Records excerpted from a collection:
========================================================================

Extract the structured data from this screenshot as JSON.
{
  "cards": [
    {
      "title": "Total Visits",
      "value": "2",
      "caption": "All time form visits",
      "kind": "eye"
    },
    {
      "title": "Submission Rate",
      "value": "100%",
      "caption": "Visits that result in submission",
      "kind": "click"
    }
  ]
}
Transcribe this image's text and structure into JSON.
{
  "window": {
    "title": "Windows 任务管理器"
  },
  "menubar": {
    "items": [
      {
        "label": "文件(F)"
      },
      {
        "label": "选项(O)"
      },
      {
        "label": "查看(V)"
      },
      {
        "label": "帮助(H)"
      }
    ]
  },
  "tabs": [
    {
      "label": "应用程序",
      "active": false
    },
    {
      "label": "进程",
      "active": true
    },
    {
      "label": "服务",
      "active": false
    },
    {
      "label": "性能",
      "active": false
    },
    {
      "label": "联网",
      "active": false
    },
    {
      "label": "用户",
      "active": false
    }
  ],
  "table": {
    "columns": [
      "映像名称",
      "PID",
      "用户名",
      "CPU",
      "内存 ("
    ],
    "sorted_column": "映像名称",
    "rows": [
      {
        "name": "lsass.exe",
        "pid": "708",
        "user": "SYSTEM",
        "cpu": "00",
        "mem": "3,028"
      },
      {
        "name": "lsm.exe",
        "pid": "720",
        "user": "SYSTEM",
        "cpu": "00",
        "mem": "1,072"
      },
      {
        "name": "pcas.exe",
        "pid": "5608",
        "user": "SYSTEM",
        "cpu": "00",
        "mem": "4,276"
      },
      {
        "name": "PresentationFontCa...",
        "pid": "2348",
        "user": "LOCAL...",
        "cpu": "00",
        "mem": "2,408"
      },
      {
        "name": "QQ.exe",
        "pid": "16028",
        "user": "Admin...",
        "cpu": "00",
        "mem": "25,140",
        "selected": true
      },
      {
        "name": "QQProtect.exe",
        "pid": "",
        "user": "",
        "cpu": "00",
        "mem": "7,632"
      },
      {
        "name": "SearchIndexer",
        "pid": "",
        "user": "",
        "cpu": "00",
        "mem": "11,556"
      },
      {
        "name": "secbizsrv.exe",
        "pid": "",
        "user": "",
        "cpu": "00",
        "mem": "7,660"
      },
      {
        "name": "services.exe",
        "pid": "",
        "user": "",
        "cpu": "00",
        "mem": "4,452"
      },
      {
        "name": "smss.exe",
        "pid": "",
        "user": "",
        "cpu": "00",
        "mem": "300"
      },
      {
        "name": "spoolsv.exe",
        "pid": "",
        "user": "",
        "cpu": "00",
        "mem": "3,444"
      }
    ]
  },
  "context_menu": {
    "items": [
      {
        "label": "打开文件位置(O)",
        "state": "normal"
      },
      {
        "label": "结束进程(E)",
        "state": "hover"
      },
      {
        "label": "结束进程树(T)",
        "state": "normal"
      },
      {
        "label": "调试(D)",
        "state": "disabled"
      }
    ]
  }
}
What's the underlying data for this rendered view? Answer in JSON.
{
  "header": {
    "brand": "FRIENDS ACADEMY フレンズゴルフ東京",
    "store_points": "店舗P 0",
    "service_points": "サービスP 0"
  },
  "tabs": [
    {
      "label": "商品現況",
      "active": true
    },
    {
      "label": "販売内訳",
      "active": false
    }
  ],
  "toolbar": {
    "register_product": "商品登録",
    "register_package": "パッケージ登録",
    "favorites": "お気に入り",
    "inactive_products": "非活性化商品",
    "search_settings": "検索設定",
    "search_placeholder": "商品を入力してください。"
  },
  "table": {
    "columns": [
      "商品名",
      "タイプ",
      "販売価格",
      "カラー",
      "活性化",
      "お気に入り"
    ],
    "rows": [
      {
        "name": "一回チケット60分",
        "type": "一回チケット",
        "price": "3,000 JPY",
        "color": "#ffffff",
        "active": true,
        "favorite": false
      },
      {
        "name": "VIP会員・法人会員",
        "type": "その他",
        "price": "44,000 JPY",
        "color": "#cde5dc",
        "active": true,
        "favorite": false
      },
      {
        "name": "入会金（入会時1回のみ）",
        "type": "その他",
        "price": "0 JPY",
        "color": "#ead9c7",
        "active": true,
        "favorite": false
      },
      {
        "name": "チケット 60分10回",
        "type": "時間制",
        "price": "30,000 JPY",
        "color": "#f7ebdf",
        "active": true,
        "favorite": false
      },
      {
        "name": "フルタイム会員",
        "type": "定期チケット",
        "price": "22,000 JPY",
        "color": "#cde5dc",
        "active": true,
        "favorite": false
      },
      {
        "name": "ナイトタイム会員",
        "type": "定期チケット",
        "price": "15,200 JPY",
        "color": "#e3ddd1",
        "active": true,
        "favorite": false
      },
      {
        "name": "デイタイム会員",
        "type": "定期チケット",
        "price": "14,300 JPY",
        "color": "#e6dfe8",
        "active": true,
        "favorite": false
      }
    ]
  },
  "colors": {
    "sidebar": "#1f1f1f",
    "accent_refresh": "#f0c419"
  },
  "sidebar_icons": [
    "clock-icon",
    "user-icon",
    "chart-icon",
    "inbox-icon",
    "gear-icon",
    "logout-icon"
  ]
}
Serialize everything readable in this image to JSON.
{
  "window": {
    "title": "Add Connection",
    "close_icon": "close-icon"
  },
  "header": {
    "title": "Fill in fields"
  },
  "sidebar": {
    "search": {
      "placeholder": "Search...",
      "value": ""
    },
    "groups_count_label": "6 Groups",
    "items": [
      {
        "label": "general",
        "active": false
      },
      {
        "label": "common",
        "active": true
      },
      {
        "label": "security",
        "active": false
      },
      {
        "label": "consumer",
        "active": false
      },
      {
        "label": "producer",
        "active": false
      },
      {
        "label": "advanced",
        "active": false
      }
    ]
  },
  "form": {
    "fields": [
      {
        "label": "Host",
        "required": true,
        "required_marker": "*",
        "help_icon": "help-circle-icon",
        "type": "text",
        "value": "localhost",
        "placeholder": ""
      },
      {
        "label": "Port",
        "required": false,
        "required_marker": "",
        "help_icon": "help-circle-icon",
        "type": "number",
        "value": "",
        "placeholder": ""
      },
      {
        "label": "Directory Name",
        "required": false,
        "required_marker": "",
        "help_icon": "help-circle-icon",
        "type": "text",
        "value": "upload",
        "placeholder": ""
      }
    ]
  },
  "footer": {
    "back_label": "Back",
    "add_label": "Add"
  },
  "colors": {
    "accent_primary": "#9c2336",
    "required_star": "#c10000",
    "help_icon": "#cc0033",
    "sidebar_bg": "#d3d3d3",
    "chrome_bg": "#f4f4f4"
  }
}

========================================================================

Using the material above, print every entry exactly as written.

**Correct response**
Extract the structured data from this screenshot as JSON.
{
  "cards": [
    {
      "title": "Total Visits",
      "value": "2",
      "caption": "All time form visits",
      "kind": "eye"
    },
    {
      "title": "Submission Rate",
      "value": "100%",
      "caption": "Visits that result in submission",
      "kind": "click"
    }
  ]
}
Transcribe this image's text and structure into JSON.
{
  "window": {
    "title": "Windows 任务管理器"
  },
  "menubar": {
    "items": [
      {
        "label": "文件(F)"
      },
      {
        "label": "选项(O)"
      },
      {
        "label": "查看(V)"
      },
      {
        "label": "帮助(H)"
      }
    ]
  },
  "tabs": [
    {
      "label": "应用程序",
      "active": false
    },
    {
      "label": "进程",
      "active": true
    },
    {
      "label": "服务",
      "active": false
    },
    {
      "label": "性能",
      "active": false
    },
    {
      "label": "联网",
      "active": false
    },
    {
      "label": "用户",
      "active": false
    }
  ],
  "table": {
    "columns": [
      "映像名称",
      "PID",
      "用户名",
      "CPU",
      "内存 ("
    ],
    "sorted_column": "映像名称",
    "rows": [
      {
        "name": "lsass.exe",
        "pid": "708",
        "user": "SYSTEM",
        "cpu": "00",
        "mem": "3,028"
      },
      {
        "name": "lsm.exe",
        "pid": "720",
        "user": "SYSTEM",
        "cpu": "00",
        "mem": "1,072"
      },
      {
        "name": "pcas.exe",
        "pid": "5608",
        "user": "SYSTEM",
        "cpu": "00",
        "mem": "4,276"
      },
      {
        "name": "PresentationFontCa...",
        "pid": "2348",
        "user": "LOCAL...",
        "cpu": "00",
        "mem": "2,408"
      },
      {
        "name": "QQ.exe",
        "pid": "16028",
        "user": "Admin...",
        "cpu": "00",
        "mem": "25,140",
        "selected": true
      },
      {
        "name": "QQProtect.exe",
        "pid": "",
        "user": "",
        "cpu": "00",
        "mem": "7,632"
      },
      {
        "name": "SearchIndexer",
        "pid": "",
        "user": "",
        "cpu": "00",
        "mem": "11,556"
      },
      {
        "name": "secbizsrv.exe",
        "pid": "",
        "user": "",
        "cpu": "00",
        "mem": "7,660"
      },
      {
        "name": "services.exe",
        "pid": "",
        "user": "",
        "cpu": "00",
        "mem": "4,452"
      },
      {
        "name": "smss.exe",
        "pid": "",
        "user": "",
        "cpu": "00",
        "mem": "300"
      },
      {
        "name": "spoolsv.exe",
        "pid": "",
        "user": "",
        "cpu": "00",
        "mem": "3,444"
      }
    ]
  },
  "context_menu": {
    "items": [
      {
        "label": "打开文件位置(O)",
        "state": "normal"
      },
      {
        "label": "结束进程(E)",
        "state": "hover"
      },
      {
        "label": "结束进程树(T)",
        "state": "normal"
      },
      {
        "label": "调试(D)",
        "state": "disabled"
      }
    ]
  }
}
What's the underlying data for this rendered view? Answer in JSON.
{
  "header": {
    "brand": "FRIENDS ACADEMY フレンズゴルフ東京",
    "store_points": "店舗P 0",
    "service_points": "サービスP 0"
  },
  "tabs": [
    {
      "label": "商品現況",
      "active": true
    },
    {
      "label": "販売内訳",
      "active": false
    }
  ],
  "toolbar": {
    "register_product": "商品登録",
    "register_package": "パッケージ登録",
    "favorites": "お気に入り",
    "inactive_products": "非活性化商品",
    "search_settings": "検索設定",
    "search_placeholder": "商品を入力してください。"
  },
  "table": {
    "columns": [
      "商品名",
      "タイプ",
      "販売価格",
      "カラー",
      "活性化",
      "お気に入り"
    ],
    "rows": [
      {
        "name": "一回チケット60分",
        "type": "一回チケット",
        "price": "3,000 JPY",
        "color": "#ffffff",
        "active": true,
        "favorite": false
      },
      {
        "name": "VIP会員・法人会員",
        "type": "その他",
        "price": "44,000 JPY",
        "color": "#cde5dc",
        "active": true,
        "favorite": false
      },
      {
        "name": "入会金（入会時1回のみ）",
        "type": "その他",
        "price": "0 JPY",
        "color": "#ead9c7",
        "active": true,
        "favorite": false
      },
      {
        "name": "チケット 60分10回",
        "type": "時間制",
        "price": "30,000 JPY",
        "color": "#f7ebdf",
        "active": true,
        "favorite": false
      },
      {
        "name": "フルタイム会員",
        "type": "定期チケット",
        "price": "22,000 JPY",
        "color": "#cde5dc",
        "active": true,
        "favorite": false
      },
      {
        "name": "ナイトタイム会員",
        "type": "定期チケット",
        "price": "15,200 JPY",
        "color": "#e3ddd1",
        "active": true,
        "favorite": false
      },
      {
        "name": "デイタイム会員",
        "type": "定期チケット",
        "price": "14,300 JPY",
        "color": "#e6dfe8",
        "active": true,
        "favorite": false
      }
    ]
  },
  "colors": {
    "sidebar": "#1f1f1f",
    "accent_refresh": "#f0c419"
  },
  "sidebar_icons": [
    "clock-icon",
    "user-icon",
    "chart-icon",
    "inbox-icon",
    "gear-icon",
    "logout-icon"
  ]
}
Serialize everything readable in this image to JSON.
{
  "window": {
    "title": "Add Connection",
    "close_icon": "close-icon"
  },
  "header": {
    "title": "Fill in fields"
  },
  "sidebar": {
    "search": {
      "placeholder": "Search...",
      "value": ""
    },
    "groups_count_label": "6 Groups",
    "items": [
      {
        "label": "general",
        "active": false
      },
      {
        "label": "common",
        "active": true
      },
      {
        "label": "security",
        "active": false
      },
      {
        "label": "consumer",
        "active": false
      },
      {
        "label": "producer",
        "active": false
      },
      {
        "label": "advanced",
        "active": false
      }
    ]
  },
  "form": {
    "fields": [
      {
        "label": "Host",
        "required": true,
        "required_marker": "*",
        "help_icon": "help-circle-icon",
        "type": "text",
        "value": "localhost",
        "placeholder": ""
      },
      {
        "label": "Port",
        "required": false,
        "required_marker": "",
        "help_icon": "help-circle-icon",
        "type": "number",
        "value": "",
        "placeholder": ""
      },
      {
        "label": "Directory Name",
        "required": false,
        "required_marker": "",
        "help_icon": "help-circle-icon",
        "type": "text",
        "value": "upload",
        "placeholder": ""
      }
    ]
  },
  "footer": {
    "back_label": "Back",
    "add_label": "Add"
  },
  "colors": {
    "accent_primary": "#9c2336",
    "required_star": "#c10000",
    "help_icon": "#cc0033",
    "sidebar_bg": "#d3d3d3",
    "chrome_bg": "#f4f4f4"
  }
}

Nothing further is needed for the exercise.